Contract activity for March 2 - 8, 2025, in the Metro DC area was down 6.9% compared to the same seven-day period last year.

 

Key Takeaways

  • For the third straight week, Loudoun County was the only one of the six jurisdictions we track with an increase in the number of newly ratified contracts, up 13.4%. Year-to-date, Loudoun is down just 1.9%
  • While the other five areas saw a drop in contract activity, the percentage drops were less than the previous week, and for the first time this year, there were over 1,000 newly ratified contracts in the metro area.

 

Why it Matters

  • Mortgage interest rates were down for the second consecutive week, perhaps giving purchasers a bit more incentive to get off the fence.
  • Homes took a bit longer to go under contract last week (an average of 29 days) compared to a year ago (an average 24.6 days)

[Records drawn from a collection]
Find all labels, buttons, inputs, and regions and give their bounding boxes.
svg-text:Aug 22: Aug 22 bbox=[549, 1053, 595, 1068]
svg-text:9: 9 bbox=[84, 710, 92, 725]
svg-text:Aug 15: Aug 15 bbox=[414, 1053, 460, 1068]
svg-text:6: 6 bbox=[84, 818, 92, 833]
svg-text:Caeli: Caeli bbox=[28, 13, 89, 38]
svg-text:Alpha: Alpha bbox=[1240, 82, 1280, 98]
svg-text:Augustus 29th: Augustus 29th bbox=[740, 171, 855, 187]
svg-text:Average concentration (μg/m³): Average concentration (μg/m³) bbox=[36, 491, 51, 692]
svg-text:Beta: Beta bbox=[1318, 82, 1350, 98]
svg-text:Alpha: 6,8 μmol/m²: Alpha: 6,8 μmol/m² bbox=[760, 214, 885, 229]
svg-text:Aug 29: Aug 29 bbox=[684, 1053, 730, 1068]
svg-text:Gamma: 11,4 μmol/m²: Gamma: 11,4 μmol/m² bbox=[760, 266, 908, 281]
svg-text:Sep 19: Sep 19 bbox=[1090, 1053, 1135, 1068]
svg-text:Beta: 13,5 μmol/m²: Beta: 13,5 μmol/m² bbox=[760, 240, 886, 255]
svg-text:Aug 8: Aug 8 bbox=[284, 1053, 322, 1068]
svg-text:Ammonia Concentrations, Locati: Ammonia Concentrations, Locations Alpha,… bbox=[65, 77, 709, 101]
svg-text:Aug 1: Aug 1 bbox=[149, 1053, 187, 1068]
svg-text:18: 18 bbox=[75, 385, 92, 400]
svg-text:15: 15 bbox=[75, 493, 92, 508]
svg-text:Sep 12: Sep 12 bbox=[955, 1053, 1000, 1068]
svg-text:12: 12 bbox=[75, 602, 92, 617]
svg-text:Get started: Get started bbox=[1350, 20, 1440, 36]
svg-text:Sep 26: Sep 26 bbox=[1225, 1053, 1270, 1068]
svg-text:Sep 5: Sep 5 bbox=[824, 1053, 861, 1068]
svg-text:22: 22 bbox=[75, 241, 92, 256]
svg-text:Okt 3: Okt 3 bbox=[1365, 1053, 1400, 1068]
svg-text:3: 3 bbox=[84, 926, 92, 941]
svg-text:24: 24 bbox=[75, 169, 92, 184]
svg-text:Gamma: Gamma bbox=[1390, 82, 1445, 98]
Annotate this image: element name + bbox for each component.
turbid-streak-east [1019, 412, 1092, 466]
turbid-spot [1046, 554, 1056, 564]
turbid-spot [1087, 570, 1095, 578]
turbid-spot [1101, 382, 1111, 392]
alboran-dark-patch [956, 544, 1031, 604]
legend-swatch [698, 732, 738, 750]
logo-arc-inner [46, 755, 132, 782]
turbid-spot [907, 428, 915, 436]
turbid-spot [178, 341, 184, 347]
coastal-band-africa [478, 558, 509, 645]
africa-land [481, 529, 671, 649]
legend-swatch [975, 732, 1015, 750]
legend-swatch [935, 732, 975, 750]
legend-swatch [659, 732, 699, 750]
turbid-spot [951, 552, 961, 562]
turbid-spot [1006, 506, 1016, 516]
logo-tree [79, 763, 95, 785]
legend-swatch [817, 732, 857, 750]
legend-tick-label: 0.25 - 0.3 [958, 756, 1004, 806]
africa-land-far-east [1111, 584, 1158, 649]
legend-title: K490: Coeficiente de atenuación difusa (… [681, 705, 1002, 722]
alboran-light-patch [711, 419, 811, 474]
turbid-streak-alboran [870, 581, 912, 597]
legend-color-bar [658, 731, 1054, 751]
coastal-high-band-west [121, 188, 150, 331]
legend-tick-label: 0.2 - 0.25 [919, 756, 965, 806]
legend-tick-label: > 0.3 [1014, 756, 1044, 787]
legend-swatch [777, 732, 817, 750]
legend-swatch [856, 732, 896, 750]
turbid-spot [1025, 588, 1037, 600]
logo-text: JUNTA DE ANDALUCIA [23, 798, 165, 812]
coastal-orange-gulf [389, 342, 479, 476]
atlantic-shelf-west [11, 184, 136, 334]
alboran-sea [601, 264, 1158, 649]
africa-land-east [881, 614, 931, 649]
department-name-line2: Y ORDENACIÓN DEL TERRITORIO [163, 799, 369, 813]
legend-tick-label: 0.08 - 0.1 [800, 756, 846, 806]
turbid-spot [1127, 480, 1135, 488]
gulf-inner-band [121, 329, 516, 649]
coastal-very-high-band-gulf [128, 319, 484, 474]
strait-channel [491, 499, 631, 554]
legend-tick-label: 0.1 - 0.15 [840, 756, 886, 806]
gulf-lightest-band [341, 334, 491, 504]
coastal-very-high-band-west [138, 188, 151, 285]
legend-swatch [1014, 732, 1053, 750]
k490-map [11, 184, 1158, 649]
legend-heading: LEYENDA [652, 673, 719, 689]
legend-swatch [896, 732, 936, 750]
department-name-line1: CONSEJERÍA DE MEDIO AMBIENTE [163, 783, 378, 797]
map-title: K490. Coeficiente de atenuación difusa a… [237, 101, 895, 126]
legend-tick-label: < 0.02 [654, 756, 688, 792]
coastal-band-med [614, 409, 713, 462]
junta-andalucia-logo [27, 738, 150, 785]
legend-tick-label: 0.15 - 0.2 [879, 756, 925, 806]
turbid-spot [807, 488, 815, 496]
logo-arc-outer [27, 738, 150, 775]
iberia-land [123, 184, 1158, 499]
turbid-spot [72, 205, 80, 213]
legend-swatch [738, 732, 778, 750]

* [Tasks for this exercise]:
1) Output the Metro DC contract report word for word, beginning at the words "Contract activity for" and stopping after "the metro area.".
2) Summarize the Metro DC contract report in two sentences.

* [Responses to the tasks]:
1)
Contract activity for March 2 - 8, 2025, in the Metro DC area was down 6.9% compared to the same seven-day period last year.

 

Key Takeaways

  • For the third straight week, Loudoun County was the only one of the six jurisdictions we track with an increase in the number of newly ratified contracts, up 13.4%. Year-to-date, Loudoun is down just 1.9%
  • While the other five areas saw a drop in contract activity, the percentage drops were less than the previous week, and for the first time this year, there were over 1,000 newly ratified contracts in the metro area.

2) Contract activity in the Metro DC area for March 2–8, 2025, fell 6.9% from the same period last year. Loudoun County was the only tracked jurisdiction to post an increase, up 13.4%, and the metro area exceeded 1,000 newly ratified contracts for the first time this year, even as mortgage rates fell for a second straight week and homes averaged 29 days to go under contract versus 24.6 days a year earlier.